● **Exercise prompt**
Every line from the one that contains "Decode this image" to the last line of the listing below should be quoted verbatim. Pictures are excluded.

● **Supplied records**
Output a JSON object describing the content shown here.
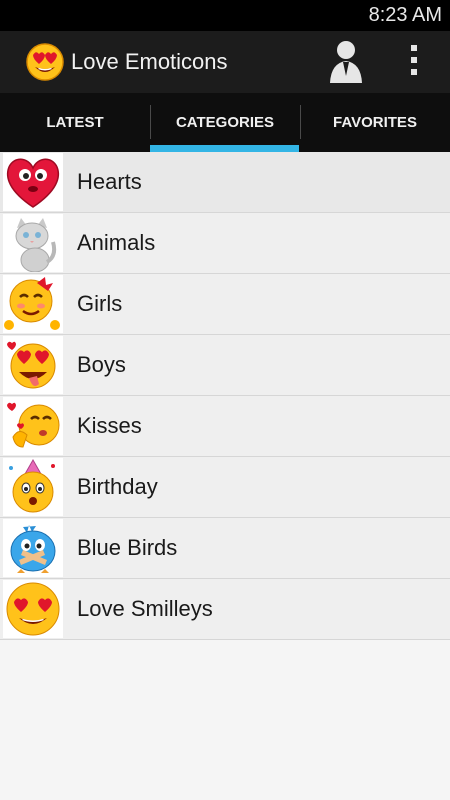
{
  "status_bar": {
    "time": "8:23 AM"
  },
  "action_bar": {
    "title": "Love Emoticons",
    "app_icon": "heart-eyes-smiley-icon",
    "profile_icon": "person-silhouette-icon",
    "overflow_icon": "overflow-menu-icon"
  },
  "tabs": [
    {
      "label": "LATEST",
      "selected": false
    },
    {
      "label": "CATEGORIES",
      "selected": true
    },
    {
      "label": "FAVORITES",
      "selected": false
    }
  ],
  "colors": {
    "accent": "#33b5e5",
    "action_bar": "#1c1c1c",
    "tab_bar": "#0e0e0e",
    "list_bg": "#efefef"
  },
  "categories": [
    {
      "label": "Hearts",
      "icon": "heart-face-icon"
    },
    {
      "label": "Animals",
      "icon": "kitten-icon"
    },
    {
      "label": "Girls",
      "icon": "girl-smiley-icon"
    },
    {
      "label": "Boys",
      "icon": "boy-smiley-icon"
    },
    {
      "label": "Kisses",
      "icon": "kissing-smiley-icon"
    },
    {
      "label": "Birthday",
      "icon": "birthday-smiley-icon"
    },
    {
      "label": "Blue Birds",
      "icon": "blue-bird-icon"
    },
    {
      "label": "Love Smilleys",
      "icon": "love-smiley-icon"
    }
  ]
}
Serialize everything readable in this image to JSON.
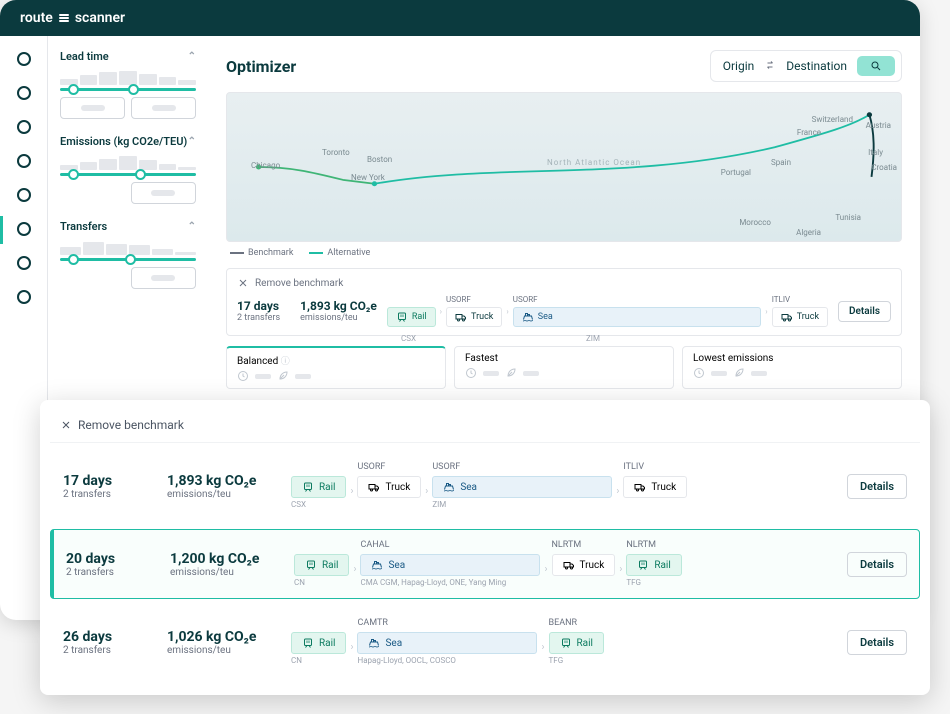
{
  "brand": {
    "prefix": "route",
    "suffix": "scanner"
  },
  "filters": {
    "lead_time": {
      "label": "Lead time"
    },
    "emissions": {
      "label": "Emissions (kg CO2e/TEU)"
    },
    "transfers": {
      "label": "Transfers"
    }
  },
  "page": {
    "title": "Optimizer",
    "origin_label": "Origin",
    "destination_label": "Destination"
  },
  "map": {
    "legend": {
      "benchmark": "Benchmark",
      "alternative": "Alternative"
    },
    "places": {
      "chicago": "Chicago",
      "toronto": "Toronto",
      "boston": "Boston",
      "newyork": "New York",
      "natlantic": "North Atlantic Ocean",
      "portugal": "Portugal",
      "spain": "Spain",
      "france": "France",
      "switzerland": "Switzerland",
      "austria": "Austria",
      "italy": "Italy",
      "croatia": "Croatia",
      "morocco": "Morocco",
      "algeria": "Algeria",
      "tunisia": "Tunisia"
    }
  },
  "colors": {
    "primary": "#1fbda4",
    "dark": "#0b3a3e"
  },
  "metric_tabs": {
    "balanced": "Balanced",
    "fastest": "Fastest",
    "lowest": "Lowest emissions",
    "carrier_top": "CSX",
    "carrier_sea": "ZIM"
  },
  "modalities": {
    "rail": "Rail",
    "truck": "Truck",
    "sea": "Sea"
  },
  "bench_mini": {
    "remove": "Remove benchmark",
    "days": "17 days",
    "transfers": "2 transfers",
    "emissions_v": "1,893 kg CO₂e",
    "emissions_l": "emissions/teu",
    "codes": {
      "usorf1": "USORF",
      "usorf2": "USORF",
      "itliv": "ITLIV"
    },
    "details": "Details"
  },
  "overlay": {
    "remove": "Remove benchmark",
    "details": "Details",
    "rows": [
      {
        "days": "17 days",
        "transfers": "2 transfers",
        "em_v": "1,893 kg CO₂e",
        "em_l": "emissions/teu",
        "segs": [
          {
            "code": "",
            "mode": "rail",
            "label": "Rail",
            "carrier": "CSX"
          },
          {
            "code": "USORF",
            "mode": "truck",
            "label": "Truck",
            "carrier": ""
          },
          {
            "code": "USORF",
            "mode": "sea",
            "label": "Sea",
            "carrier": "ZIM",
            "wide": true
          },
          {
            "code": "ITLIV",
            "mode": "truck",
            "label": "Truck",
            "carrier": ""
          }
        ]
      },
      {
        "days": "20 days",
        "transfers": "2 transfers",
        "em_v": "1,200 kg CO₂e",
        "em_l": "emissions/teu",
        "selected": true,
        "segs": [
          {
            "code": "",
            "mode": "rail",
            "label": "Rail",
            "carrier": "CN"
          },
          {
            "code": "CAHAL",
            "mode": "sea",
            "label": "Sea",
            "carrier": "CMA CGM, Hapag-Lloyd, ONE, Yang Ming",
            "wide": true
          },
          {
            "code": "NLRTM",
            "mode": "truck",
            "label": "Truck",
            "carrier": ""
          },
          {
            "code": "NLRTM",
            "mode": "rail",
            "label": "Rail",
            "carrier": "TFG"
          }
        ]
      },
      {
        "days": "26 days",
        "transfers": "2 transfers",
        "em_v": "1,026 kg CO₂e",
        "em_l": "emissions/teu",
        "segs": [
          {
            "code": "",
            "mode": "rail",
            "label": "Rail",
            "carrier": "CN"
          },
          {
            "code": "CAMTR",
            "mode": "sea",
            "label": "Sea",
            "carrier": "Hapag-Lloyd, OOCL, COSCO",
            "wide": true
          },
          {
            "code": "BEANR",
            "mode": "rail",
            "label": "Rail",
            "carrier": "TFG"
          }
        ]
      }
    ]
  }
}
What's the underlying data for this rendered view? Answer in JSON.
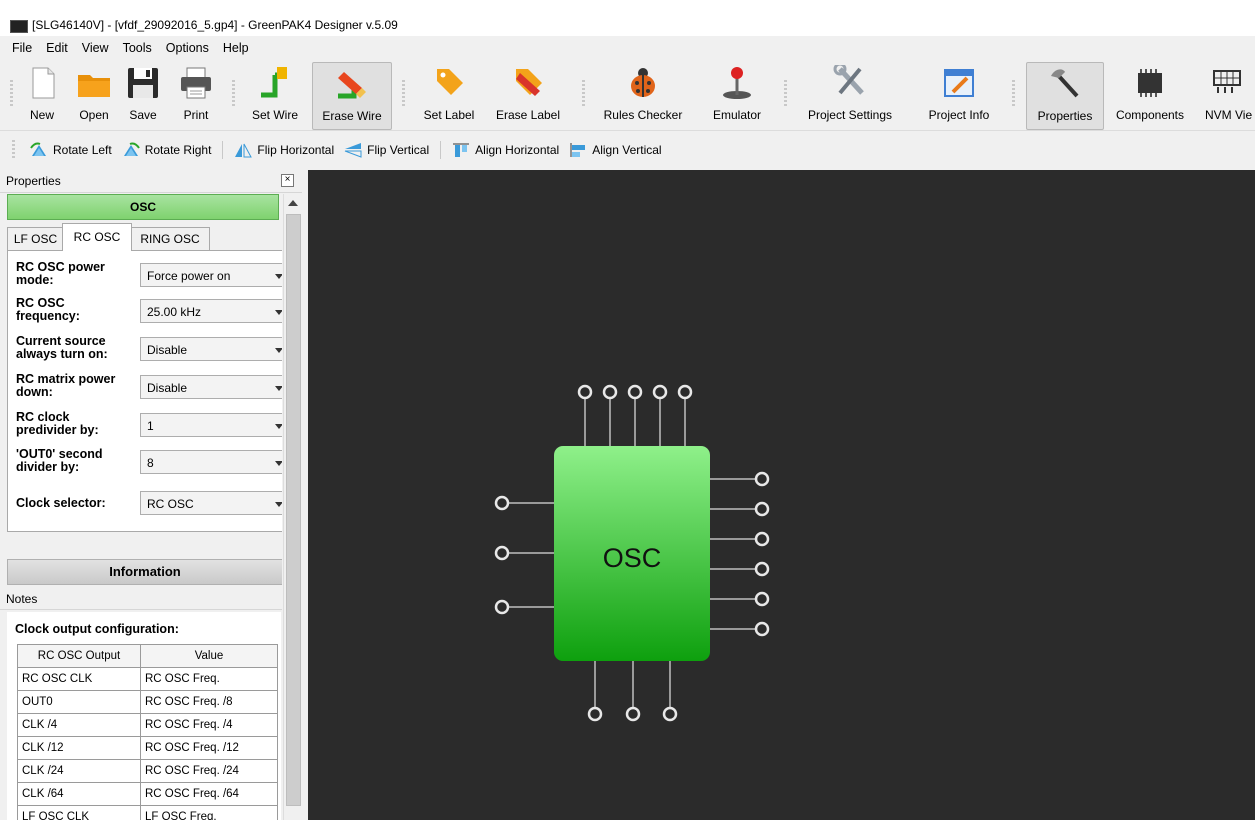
{
  "window": {
    "title": "[SLG46140V] - [vfdf_29092016_5.gp4] - GreenPAK4 Designer v.5.09"
  },
  "menu": [
    "File",
    "Edit",
    "View",
    "Tools",
    "Options",
    "Help"
  ],
  "toolbar": {
    "new": "New",
    "open": "Open",
    "save": "Save",
    "print": "Print",
    "set_wire": "Set Wire",
    "erase_wire": "Erase Wire",
    "set_label": "Set Label",
    "erase_label": "Erase Label",
    "rules_checker": "Rules Checker",
    "emulator": "Emulator",
    "project_settings": "Project Settings",
    "project_info": "Project Info",
    "properties": "Properties",
    "components": "Components",
    "nvm_view": "NVM Vie"
  },
  "toolbar2": {
    "rotate_left": "Rotate Left",
    "rotate_right": "Rotate Right",
    "flip_horizontal": "Flip Horizontal",
    "flip_vertical": "Flip Vertical",
    "align_horizontal": "Align Horizontal",
    "align_vertical": "Align Vertical"
  },
  "panel": {
    "title": "Properties",
    "component": "OSC",
    "tabs": [
      "LF OSC",
      "RC OSC",
      "RING OSC"
    ],
    "active_tab": "RC OSC",
    "props": [
      {
        "label": "RC OSC power mode:",
        "value": "Force power on"
      },
      {
        "label": "RC OSC frequency:",
        "value": "25.00 kHz"
      },
      {
        "label": "Current source always turn on:",
        "value": "Disable"
      },
      {
        "label": "RC matrix power down:",
        "value": "Disable"
      },
      {
        "label": "RC clock predivider by:",
        "value": "1"
      },
      {
        "label": "'OUT0' second divider by:",
        "value": "8"
      },
      {
        "label": "Clock selector:",
        "value": "RC OSC"
      }
    ],
    "information": "Information",
    "notes": "Notes",
    "clock_cfg_title": "Clock output configuration:",
    "table": {
      "headers": [
        "RC OSC Output",
        "Value"
      ],
      "rows": [
        [
          "RC OSC CLK",
          "RC OSC Freq."
        ],
        [
          "OUT0",
          "RC OSC Freq. /8"
        ],
        [
          "CLK /4",
          "RC OSC Freq. /4"
        ],
        [
          "CLK /12",
          "RC OSC Freq. /12"
        ],
        [
          "CLK /24",
          "RC OSC Freq. /24"
        ],
        [
          "CLK /64",
          "RC OSC Freq. /64"
        ],
        [
          "LF OSC CLK",
          "LF OSC Freq."
        ]
      ]
    }
  },
  "canvas": {
    "block_label": "OSC"
  },
  "colors": {
    "canvas_bg": "#2b2b2b",
    "block_top": "#8ff08a",
    "block_bottom": "#0ea00e",
    "pin": "#e8e8e8",
    "wire": "#9a9a9a"
  }
}
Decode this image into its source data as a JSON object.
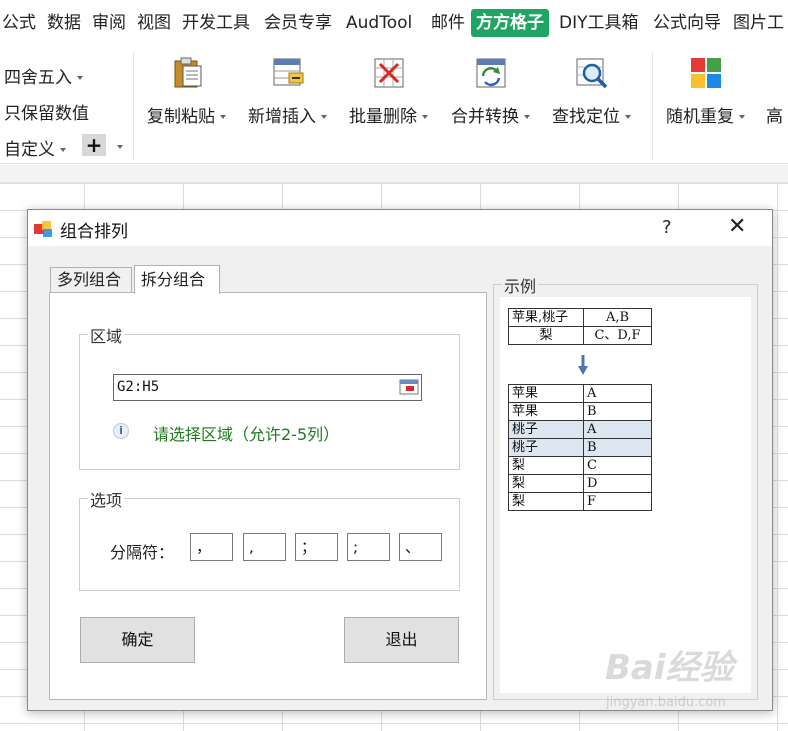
{
  "menubar": {
    "tabs": [
      "公式",
      "数据",
      "审阅",
      "视图",
      "开发工具",
      "会员专享",
      "AudTool",
      "邮件",
      "方方格子",
      "DIY工具箱",
      "公式向导",
      "图片工"
    ],
    "active": "方方格子"
  },
  "ribbon": {
    "small": {
      "round": "四舍五入",
      "keep_values": "只保留数值",
      "custom": "自定义"
    },
    "plus": "+",
    "buttons": [
      "复制粘贴",
      "新增插入",
      "批量删除",
      "合并转换",
      "查找定位",
      "随机重复",
      "高"
    ]
  },
  "dialog": {
    "title": "组合排列",
    "help": "?",
    "close": "✕",
    "tabs": [
      "多列组合",
      "拆分组合"
    ],
    "active_tab": "拆分组合",
    "range_group": "区域",
    "range_value": "G2:H5",
    "info_icon": "i",
    "hint": "请选择区域（允许2-5列）",
    "options_group": "选项",
    "separator_label": "分隔符：",
    "separators": [
      "，",
      ",",
      "；",
      ";",
      "、"
    ],
    "ok": "确定",
    "exit": "退出",
    "example_group": "示例",
    "example_source": [
      [
        "苹果,桃子",
        "A,B"
      ],
      [
        "梨",
        "C、D,F"
      ]
    ],
    "example_result": [
      [
        "苹果",
        "A"
      ],
      [
        "苹果",
        "B"
      ],
      [
        "桃子",
        "A"
      ],
      [
        "桃子",
        "B"
      ],
      [
        "梨",
        "C"
      ],
      [
        "梨",
        "D"
      ],
      [
        "梨",
        "F"
      ]
    ],
    "highlight_rows": [
      2,
      3
    ]
  },
  "watermark": {
    "main": "Bai经验",
    "sub": "jingyan.baidu.com"
  },
  "colors": {
    "accent": "#1fa463",
    "hint": "#1f7a1f",
    "highlight": "#dce6f1"
  }
}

● **Written reply**
Decode this image into its source data as a JSON object.
{
  "menubar": {
    "tabs": [
      "公式",
      "数据",
      "审阅",
      "视图",
      "开发工具",
      "会员专享",
      "AudTool",
      "邮件",
      "方方格子",
      "DIY工具箱",
      "公式向导",
      "图片工"
    ],
    "active": "方方格子"
  },
  "ribbon": {
    "small": {
      "round": "四舍五入",
      "keep_values": "只保留数值",
      "custom": "自定义"
    },
    "plus": "+",
    "buttons": [
      "复制粘贴",
      "新增插入",
      "批量删除",
      "合并转换",
      "查找定位",
      "随机重复",
      "高"
    ]
  },
  "dialog": {
    "title": "组合排列",
    "help": "?",
    "close": "✕",
    "tabs": [
      "多列组合",
      "拆分组合"
    ],
    "active_tab": "拆分组合",
    "range_group": "区域",
    "range_value": "G2:H5",
    "info_icon": "i",
    "hint": "请选择区域（允许2-5列）",
    "options_group": "选项",
    "separator_label": "分隔符：",
    "separators": [
      "，",
      ",",
      "；",
      ";",
      "、"
    ],
    "ok": "确定",
    "exit": "退出",
    "example_group": "示例",
    "example_source": [
      [
        "苹果,桃子",
        "A,B"
      ],
      [
        "梨",
        "C、D,F"
      ]
    ],
    "example_result": [
      [
        "苹果",
        "A"
      ],
      [
        "苹果",
        "B"
      ],
      [
        "桃子",
        "A"
      ],
      [
        "桃子",
        "B"
      ],
      [
        "梨",
        "C"
      ],
      [
        "梨",
        "D"
      ],
      [
        "梨",
        "F"
      ]
    ],
    "highlight_rows": [
      2,
      3
    ]
  },
  "watermark": {
    "main": "Bai经验",
    "sub": "jingyan.baidu.com"
  },
  "colors": {
    "accent": "#1fa463",
    "hint": "#1f7a1f",
    "highlight": "#dce6f1"
  }
}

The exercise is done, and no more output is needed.